• **Given exercise**
Pick out every line that holds the string "this" and copy it.

• **Records**
-.-.-

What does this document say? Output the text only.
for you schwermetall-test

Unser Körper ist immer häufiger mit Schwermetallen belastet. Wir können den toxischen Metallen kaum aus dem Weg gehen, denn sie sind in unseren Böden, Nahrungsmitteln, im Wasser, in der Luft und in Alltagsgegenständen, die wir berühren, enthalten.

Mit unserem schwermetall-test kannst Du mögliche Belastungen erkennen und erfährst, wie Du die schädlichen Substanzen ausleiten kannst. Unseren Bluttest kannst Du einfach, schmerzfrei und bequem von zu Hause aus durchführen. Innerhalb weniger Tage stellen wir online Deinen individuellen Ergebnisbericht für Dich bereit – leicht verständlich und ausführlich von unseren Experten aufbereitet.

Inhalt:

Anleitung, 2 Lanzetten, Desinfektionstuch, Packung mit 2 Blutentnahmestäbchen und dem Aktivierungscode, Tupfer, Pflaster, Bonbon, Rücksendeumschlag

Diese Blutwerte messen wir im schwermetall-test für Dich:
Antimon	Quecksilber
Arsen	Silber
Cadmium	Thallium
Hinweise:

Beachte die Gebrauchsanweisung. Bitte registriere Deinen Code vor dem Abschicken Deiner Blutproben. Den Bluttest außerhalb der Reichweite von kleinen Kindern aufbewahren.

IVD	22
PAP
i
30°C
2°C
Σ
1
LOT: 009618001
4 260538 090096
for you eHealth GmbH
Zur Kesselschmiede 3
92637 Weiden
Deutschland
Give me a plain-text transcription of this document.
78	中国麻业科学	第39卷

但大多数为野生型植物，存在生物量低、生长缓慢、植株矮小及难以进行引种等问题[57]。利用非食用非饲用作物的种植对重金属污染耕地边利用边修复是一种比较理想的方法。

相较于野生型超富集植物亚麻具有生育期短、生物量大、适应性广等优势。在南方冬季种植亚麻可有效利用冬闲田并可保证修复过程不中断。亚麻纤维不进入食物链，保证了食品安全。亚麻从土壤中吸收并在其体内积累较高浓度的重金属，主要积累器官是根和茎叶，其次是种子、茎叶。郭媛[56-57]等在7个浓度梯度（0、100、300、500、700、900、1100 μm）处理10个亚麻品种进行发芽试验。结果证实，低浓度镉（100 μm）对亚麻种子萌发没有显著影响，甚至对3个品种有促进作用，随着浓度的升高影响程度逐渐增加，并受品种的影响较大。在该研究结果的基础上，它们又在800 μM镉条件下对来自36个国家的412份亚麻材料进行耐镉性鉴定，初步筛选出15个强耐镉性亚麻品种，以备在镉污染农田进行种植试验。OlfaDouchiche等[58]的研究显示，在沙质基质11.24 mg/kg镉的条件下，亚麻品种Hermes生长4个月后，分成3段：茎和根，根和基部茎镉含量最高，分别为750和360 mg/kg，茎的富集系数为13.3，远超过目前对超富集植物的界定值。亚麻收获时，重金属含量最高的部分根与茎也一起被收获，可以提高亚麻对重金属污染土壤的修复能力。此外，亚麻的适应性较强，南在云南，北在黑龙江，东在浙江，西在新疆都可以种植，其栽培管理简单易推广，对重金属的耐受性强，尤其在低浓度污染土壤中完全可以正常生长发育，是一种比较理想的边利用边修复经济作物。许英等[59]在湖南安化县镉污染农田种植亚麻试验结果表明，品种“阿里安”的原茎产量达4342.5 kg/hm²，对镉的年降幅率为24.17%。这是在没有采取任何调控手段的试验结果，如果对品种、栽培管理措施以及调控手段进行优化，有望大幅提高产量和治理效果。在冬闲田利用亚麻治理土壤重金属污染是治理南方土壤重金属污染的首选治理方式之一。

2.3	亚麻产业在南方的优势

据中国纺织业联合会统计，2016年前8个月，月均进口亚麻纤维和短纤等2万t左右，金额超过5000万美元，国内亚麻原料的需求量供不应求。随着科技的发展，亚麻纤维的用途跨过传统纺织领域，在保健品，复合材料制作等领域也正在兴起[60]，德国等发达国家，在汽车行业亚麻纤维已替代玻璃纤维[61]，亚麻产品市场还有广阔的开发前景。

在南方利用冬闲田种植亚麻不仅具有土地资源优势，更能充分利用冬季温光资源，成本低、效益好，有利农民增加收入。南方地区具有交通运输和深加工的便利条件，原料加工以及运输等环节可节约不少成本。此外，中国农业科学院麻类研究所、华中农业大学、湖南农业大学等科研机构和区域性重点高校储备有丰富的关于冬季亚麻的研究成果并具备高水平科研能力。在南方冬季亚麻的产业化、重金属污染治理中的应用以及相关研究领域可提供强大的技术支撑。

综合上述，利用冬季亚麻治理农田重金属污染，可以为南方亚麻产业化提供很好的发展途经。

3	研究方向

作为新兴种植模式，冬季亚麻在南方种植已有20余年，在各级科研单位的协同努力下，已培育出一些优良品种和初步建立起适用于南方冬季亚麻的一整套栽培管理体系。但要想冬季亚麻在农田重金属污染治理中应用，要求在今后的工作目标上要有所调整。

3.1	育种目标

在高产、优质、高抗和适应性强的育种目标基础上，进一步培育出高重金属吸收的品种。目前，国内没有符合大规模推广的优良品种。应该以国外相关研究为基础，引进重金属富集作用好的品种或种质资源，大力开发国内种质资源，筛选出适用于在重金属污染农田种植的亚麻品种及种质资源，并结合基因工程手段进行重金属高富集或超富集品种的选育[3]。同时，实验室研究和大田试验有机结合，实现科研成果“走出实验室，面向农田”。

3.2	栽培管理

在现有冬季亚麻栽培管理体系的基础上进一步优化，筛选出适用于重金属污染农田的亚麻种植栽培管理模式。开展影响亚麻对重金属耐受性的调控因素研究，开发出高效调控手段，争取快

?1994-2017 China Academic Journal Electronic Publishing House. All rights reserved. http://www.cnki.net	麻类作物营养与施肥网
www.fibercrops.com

-.-.-

• **Task output**
What does this document say? Output the text only.
Give me a plain-text transcription of this document.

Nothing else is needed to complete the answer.